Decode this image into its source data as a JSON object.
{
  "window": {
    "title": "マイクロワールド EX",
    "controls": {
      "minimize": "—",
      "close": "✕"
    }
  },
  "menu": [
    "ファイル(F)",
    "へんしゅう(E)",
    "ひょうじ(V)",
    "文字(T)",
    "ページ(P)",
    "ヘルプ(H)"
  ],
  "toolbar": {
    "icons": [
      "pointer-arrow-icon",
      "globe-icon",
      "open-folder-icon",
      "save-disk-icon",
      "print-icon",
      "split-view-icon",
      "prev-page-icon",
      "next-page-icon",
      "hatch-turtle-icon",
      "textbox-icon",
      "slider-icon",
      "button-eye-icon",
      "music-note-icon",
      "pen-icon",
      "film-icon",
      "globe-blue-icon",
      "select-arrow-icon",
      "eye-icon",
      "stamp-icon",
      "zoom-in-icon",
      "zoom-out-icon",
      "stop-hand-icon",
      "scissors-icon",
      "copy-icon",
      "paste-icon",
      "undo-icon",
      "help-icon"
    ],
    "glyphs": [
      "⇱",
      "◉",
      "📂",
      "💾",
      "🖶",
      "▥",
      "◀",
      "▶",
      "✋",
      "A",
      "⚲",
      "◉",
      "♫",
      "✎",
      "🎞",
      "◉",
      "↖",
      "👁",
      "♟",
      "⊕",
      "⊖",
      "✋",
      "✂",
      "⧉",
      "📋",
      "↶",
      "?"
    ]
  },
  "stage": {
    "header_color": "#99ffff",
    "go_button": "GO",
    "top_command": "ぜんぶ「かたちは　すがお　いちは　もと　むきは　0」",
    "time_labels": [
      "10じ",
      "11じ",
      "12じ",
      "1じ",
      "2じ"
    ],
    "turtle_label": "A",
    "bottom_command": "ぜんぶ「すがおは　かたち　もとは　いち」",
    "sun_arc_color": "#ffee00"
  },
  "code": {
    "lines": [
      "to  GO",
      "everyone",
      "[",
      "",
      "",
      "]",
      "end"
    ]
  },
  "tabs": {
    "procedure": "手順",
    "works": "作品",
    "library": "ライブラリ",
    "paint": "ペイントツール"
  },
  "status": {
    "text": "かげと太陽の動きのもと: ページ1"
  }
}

...

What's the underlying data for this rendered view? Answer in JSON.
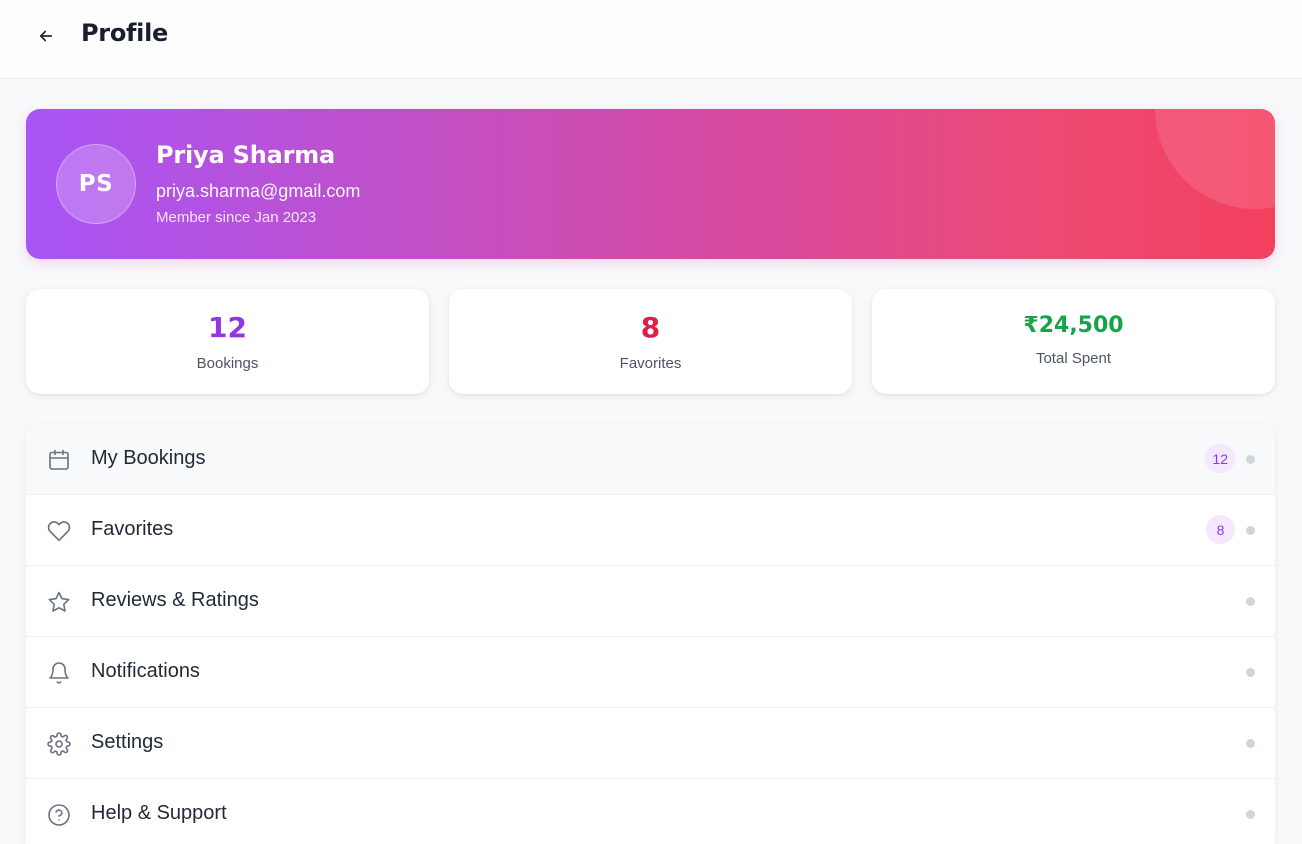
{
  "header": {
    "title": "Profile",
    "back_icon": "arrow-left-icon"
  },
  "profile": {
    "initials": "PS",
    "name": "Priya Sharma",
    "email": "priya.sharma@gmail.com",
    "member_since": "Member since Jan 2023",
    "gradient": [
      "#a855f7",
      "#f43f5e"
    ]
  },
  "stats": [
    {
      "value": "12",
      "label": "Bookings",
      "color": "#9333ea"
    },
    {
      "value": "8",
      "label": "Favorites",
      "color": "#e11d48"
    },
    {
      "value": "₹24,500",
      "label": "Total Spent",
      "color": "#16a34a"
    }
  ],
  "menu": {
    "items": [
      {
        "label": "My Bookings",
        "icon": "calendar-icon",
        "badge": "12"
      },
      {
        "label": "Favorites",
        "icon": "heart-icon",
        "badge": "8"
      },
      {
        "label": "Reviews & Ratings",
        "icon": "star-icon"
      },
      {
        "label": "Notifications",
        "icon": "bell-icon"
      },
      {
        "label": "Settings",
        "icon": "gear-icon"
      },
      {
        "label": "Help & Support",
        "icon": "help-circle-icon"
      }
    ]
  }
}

Aim of the task. Look through the entries above and list every line containing "arrow".

Written solution.
      "pointer-arrow-icon",
      "select-arrow-icon",
    "back_icon": "arrow-left-icon"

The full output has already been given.